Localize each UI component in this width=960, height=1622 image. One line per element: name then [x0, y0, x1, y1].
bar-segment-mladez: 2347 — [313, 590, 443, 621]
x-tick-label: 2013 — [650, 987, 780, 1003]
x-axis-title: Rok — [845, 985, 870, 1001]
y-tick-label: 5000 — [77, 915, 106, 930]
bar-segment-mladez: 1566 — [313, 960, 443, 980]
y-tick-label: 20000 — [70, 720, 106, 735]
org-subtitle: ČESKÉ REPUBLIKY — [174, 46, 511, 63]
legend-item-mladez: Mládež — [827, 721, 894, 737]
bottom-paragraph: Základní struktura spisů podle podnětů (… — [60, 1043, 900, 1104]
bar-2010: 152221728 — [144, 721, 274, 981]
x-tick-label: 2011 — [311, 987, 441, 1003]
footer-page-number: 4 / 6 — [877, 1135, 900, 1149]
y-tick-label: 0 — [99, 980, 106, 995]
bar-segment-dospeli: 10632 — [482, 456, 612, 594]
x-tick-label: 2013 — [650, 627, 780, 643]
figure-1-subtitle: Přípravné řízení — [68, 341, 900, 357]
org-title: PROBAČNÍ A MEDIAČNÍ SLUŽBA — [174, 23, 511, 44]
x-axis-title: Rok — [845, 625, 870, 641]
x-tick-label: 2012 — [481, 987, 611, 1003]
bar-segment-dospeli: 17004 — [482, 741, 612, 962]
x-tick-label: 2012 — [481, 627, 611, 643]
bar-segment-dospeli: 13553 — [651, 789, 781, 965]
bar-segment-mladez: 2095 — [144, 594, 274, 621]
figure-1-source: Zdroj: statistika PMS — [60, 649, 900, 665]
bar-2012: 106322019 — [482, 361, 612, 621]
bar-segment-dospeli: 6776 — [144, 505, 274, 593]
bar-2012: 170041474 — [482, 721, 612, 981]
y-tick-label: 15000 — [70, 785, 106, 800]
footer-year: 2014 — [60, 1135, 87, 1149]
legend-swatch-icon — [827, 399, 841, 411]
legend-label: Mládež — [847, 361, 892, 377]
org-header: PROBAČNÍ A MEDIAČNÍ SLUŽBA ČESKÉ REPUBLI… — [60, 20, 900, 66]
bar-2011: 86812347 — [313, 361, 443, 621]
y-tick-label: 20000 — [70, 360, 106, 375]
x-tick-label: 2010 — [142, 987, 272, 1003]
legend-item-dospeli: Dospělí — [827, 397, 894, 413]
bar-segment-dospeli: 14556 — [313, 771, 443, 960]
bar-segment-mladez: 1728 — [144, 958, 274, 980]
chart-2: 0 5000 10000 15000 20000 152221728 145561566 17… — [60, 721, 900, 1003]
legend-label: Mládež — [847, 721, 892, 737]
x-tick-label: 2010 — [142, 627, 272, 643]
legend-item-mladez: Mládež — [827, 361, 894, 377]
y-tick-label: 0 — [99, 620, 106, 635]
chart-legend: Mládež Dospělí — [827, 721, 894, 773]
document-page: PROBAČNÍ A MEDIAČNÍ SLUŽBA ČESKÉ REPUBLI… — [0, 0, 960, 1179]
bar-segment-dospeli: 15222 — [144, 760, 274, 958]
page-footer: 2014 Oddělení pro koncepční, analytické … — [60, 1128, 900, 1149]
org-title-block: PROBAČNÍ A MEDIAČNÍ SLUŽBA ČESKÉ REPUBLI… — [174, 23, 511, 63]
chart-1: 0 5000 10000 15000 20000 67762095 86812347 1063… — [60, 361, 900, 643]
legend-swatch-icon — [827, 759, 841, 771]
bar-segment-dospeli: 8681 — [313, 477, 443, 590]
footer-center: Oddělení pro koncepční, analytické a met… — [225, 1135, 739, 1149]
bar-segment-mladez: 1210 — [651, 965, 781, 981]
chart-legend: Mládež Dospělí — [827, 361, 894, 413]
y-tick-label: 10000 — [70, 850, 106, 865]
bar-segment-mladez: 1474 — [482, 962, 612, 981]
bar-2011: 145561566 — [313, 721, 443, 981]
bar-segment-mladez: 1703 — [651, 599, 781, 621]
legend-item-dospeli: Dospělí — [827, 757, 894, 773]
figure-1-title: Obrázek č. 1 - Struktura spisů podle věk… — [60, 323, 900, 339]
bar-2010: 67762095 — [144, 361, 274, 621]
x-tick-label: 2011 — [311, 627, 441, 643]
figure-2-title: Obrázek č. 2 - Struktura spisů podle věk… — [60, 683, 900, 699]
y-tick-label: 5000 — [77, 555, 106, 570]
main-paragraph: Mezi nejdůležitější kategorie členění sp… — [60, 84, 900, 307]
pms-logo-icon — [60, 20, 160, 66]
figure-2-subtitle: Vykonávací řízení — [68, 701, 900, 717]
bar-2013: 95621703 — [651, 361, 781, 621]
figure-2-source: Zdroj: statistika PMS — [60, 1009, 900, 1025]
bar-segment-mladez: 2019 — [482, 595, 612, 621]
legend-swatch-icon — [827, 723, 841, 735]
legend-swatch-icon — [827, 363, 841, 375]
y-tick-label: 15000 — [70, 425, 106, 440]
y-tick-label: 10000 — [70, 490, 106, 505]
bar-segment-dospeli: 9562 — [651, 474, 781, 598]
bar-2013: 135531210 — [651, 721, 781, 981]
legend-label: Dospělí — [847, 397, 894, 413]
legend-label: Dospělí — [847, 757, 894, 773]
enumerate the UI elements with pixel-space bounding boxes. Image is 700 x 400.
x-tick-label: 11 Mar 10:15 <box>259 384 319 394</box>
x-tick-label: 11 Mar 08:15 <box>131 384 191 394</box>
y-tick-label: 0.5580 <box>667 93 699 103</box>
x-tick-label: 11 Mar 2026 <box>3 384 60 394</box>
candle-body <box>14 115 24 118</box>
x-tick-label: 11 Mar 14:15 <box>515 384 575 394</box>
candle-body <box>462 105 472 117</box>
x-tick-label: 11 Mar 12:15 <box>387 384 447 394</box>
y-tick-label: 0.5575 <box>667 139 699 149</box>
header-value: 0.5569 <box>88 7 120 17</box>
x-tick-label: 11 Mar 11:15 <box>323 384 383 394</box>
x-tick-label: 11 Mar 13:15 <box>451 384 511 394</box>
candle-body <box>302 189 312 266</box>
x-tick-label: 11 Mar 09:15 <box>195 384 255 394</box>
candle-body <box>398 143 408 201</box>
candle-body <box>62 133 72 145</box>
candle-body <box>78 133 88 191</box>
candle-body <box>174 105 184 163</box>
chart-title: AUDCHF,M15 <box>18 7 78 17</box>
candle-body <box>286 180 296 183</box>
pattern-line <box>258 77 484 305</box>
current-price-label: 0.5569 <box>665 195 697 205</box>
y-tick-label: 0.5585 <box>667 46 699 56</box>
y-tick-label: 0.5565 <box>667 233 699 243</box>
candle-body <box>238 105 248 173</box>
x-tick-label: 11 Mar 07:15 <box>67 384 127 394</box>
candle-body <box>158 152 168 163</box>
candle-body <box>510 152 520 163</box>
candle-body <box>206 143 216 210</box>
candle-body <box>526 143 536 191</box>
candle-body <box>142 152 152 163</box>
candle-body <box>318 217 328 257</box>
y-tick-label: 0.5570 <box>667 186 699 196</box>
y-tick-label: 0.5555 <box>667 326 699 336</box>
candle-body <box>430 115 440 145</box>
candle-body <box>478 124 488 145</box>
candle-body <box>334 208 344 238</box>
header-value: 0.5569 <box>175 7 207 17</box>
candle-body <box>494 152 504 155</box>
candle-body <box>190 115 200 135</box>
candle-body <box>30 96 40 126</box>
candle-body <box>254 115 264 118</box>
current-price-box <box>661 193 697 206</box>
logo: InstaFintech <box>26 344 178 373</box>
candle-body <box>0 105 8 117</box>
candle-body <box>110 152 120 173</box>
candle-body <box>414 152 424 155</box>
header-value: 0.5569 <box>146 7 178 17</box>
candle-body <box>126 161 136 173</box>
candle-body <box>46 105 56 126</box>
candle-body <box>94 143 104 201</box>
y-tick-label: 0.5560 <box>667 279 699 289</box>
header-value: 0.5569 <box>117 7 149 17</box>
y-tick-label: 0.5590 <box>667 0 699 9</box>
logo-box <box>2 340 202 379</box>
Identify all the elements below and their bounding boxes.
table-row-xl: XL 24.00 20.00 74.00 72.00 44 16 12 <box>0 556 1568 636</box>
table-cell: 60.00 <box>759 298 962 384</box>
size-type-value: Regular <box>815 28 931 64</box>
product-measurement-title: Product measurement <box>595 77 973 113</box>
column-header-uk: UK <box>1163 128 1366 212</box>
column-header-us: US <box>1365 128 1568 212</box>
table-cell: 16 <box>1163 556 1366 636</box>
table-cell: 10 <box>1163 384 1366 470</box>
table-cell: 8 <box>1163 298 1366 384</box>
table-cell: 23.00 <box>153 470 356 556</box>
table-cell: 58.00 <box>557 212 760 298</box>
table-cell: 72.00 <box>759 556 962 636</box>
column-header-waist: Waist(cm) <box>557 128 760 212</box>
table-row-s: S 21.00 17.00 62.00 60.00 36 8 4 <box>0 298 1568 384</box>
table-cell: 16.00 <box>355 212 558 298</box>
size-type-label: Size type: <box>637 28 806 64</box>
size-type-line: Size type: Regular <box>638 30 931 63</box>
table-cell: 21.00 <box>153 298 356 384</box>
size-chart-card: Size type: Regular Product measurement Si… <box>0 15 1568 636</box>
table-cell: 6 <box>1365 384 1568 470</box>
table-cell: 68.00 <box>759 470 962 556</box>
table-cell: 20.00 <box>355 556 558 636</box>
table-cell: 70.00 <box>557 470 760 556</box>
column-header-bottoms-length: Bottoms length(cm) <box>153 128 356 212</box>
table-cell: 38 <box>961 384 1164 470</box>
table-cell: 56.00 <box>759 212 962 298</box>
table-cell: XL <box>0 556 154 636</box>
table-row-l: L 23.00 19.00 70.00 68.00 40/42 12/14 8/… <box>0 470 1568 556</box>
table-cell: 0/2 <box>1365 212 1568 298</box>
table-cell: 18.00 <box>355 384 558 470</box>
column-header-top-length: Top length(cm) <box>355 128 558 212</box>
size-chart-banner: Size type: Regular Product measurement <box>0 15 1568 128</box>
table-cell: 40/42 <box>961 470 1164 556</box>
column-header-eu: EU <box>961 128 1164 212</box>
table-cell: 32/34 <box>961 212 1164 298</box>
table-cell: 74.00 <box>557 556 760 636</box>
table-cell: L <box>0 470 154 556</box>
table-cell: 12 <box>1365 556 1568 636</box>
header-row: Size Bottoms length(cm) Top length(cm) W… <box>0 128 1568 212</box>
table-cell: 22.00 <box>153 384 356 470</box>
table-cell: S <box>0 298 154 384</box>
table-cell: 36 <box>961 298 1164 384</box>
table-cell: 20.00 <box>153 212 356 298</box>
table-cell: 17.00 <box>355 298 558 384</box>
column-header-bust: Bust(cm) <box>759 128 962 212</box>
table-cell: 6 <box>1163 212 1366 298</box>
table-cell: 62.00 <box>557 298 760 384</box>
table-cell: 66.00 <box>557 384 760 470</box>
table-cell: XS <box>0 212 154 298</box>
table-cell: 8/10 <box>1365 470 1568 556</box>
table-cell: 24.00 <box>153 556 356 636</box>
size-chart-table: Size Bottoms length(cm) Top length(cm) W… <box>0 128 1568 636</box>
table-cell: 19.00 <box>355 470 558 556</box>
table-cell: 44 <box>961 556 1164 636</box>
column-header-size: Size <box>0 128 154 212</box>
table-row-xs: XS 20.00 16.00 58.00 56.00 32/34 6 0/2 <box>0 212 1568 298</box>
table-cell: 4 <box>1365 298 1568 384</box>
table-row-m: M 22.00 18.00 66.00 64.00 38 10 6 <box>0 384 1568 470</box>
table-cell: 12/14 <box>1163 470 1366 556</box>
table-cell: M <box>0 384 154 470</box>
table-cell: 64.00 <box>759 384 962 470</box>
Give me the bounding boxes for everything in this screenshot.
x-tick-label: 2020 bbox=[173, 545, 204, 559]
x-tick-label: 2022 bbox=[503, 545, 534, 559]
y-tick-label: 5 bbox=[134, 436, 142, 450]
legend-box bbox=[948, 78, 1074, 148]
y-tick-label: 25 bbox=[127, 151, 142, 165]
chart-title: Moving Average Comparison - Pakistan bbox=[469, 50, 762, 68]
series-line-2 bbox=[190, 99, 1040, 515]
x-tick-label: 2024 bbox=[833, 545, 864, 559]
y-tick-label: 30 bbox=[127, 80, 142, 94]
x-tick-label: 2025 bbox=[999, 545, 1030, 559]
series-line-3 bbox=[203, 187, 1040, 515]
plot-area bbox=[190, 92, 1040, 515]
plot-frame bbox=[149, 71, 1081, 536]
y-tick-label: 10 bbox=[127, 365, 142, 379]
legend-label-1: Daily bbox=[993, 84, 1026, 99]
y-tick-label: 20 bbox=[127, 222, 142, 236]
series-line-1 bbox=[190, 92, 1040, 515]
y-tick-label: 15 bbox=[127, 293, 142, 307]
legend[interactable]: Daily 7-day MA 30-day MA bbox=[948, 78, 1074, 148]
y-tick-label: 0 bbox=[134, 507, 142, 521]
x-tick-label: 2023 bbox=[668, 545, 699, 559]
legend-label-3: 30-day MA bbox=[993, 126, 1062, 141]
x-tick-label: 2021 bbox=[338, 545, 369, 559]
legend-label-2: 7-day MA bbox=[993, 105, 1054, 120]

## What you are asked to do
Reproduce, word for word, the items from the start of the records through the line holding "y-tick-label: 20000 — [70, 720, 106, 735]", that line included.

## The result
Localize each UI component in this width=960, height=1622 image. One line per element: name then [x0, y0, x1, y1].
bar-segment-mladez: 2347 — [313, 590, 443, 621]
x-tick-label: 2013 — [650, 987, 780, 1003]
x-axis-title: Rok — [845, 985, 870, 1001]
y-tick-label: 5000 — [77, 915, 106, 930]
bar-segment-mladez: 1566 — [313, 960, 443, 980]
y-tick-label: 20000 — [70, 720, 106, 735]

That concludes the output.